WHAT YOU ARE ASKED TO DO: Show every line in the records below that contains the word "trình".

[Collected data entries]
>>>>>
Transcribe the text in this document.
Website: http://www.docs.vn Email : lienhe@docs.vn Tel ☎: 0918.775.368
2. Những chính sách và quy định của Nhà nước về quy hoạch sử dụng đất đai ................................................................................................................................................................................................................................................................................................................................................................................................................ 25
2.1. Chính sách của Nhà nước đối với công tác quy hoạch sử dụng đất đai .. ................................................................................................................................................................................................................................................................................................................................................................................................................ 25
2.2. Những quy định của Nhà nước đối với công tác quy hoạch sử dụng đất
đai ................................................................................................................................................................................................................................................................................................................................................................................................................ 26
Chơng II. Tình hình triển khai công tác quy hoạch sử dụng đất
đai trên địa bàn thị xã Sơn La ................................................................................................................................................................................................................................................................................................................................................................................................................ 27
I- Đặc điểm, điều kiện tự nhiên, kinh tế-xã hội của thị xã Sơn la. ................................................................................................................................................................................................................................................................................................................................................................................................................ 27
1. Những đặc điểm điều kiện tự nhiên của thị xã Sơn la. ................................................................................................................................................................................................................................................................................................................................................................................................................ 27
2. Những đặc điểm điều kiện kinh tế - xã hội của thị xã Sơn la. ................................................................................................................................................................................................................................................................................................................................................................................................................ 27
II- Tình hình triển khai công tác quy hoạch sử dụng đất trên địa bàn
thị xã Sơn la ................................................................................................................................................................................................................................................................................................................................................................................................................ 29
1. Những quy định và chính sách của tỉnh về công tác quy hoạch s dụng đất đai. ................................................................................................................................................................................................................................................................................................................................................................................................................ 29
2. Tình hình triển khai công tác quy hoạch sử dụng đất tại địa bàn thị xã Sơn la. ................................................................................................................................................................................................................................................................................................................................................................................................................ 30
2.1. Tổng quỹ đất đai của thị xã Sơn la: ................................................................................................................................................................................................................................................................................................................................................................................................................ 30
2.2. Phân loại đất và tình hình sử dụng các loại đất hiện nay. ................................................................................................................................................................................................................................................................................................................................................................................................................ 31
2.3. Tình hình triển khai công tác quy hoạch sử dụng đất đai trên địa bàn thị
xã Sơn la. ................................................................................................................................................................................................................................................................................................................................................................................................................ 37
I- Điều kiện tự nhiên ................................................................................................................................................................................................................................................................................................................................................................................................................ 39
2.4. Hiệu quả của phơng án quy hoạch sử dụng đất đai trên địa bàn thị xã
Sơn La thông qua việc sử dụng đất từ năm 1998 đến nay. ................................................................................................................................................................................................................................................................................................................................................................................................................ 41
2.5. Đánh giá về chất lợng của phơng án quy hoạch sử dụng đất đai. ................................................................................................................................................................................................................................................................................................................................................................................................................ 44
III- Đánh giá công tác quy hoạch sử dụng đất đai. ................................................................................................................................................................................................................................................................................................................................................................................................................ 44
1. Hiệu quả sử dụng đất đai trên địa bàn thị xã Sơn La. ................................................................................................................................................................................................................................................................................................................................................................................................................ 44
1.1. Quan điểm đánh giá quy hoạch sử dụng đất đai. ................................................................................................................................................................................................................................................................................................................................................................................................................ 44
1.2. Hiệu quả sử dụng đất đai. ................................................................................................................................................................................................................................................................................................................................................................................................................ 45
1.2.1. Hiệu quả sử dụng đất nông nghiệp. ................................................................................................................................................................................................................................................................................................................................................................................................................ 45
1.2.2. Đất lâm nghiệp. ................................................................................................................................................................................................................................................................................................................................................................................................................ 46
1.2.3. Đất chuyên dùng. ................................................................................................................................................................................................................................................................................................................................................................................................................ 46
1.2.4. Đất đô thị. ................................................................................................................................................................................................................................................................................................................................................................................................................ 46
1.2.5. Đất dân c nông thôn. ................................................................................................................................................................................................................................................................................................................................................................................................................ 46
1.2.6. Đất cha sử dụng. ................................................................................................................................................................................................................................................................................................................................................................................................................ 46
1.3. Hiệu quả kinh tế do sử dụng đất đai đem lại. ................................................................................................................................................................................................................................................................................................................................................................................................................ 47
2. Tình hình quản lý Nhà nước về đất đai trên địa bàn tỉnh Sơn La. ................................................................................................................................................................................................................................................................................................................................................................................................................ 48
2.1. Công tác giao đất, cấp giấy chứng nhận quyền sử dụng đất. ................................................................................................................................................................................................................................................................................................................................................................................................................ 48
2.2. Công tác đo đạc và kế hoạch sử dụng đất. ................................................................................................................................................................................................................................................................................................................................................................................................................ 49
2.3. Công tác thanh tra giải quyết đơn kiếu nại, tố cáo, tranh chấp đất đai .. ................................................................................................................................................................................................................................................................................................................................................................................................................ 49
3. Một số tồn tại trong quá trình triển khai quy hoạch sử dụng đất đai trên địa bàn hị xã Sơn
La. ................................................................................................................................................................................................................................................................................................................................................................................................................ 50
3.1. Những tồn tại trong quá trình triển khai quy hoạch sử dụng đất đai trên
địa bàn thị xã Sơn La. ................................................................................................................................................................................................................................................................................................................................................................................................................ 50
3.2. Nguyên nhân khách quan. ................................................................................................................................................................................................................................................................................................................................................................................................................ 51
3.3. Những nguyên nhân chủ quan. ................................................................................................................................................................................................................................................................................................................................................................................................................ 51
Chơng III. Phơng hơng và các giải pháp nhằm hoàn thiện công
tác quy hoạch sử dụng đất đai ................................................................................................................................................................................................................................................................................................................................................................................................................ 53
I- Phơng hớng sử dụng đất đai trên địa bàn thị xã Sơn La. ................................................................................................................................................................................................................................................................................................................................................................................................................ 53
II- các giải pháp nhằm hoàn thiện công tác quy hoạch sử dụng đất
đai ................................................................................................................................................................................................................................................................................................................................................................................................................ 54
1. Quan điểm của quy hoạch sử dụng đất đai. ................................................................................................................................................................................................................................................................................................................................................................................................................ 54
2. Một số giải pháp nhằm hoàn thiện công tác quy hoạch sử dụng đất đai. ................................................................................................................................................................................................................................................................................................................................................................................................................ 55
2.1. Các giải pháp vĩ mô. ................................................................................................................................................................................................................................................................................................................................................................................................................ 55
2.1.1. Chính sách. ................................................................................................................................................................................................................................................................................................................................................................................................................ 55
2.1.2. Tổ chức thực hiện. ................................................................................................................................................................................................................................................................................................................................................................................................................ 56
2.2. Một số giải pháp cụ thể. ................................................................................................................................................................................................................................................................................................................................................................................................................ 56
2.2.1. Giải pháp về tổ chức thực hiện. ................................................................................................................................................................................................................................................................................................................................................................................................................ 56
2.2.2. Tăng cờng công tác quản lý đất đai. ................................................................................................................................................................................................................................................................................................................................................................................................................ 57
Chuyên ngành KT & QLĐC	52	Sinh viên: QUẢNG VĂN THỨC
<<<<<
ANSWER TO THIS EXERCISE:
3. Một số tồn tại trong quá trình triển khai quy hoạch sử dụng đất đai trên địa bàn hị xã Sơn
3.1. Những tồn tại trong quá trình triển khai quy hoạch sử dụng đất đai trên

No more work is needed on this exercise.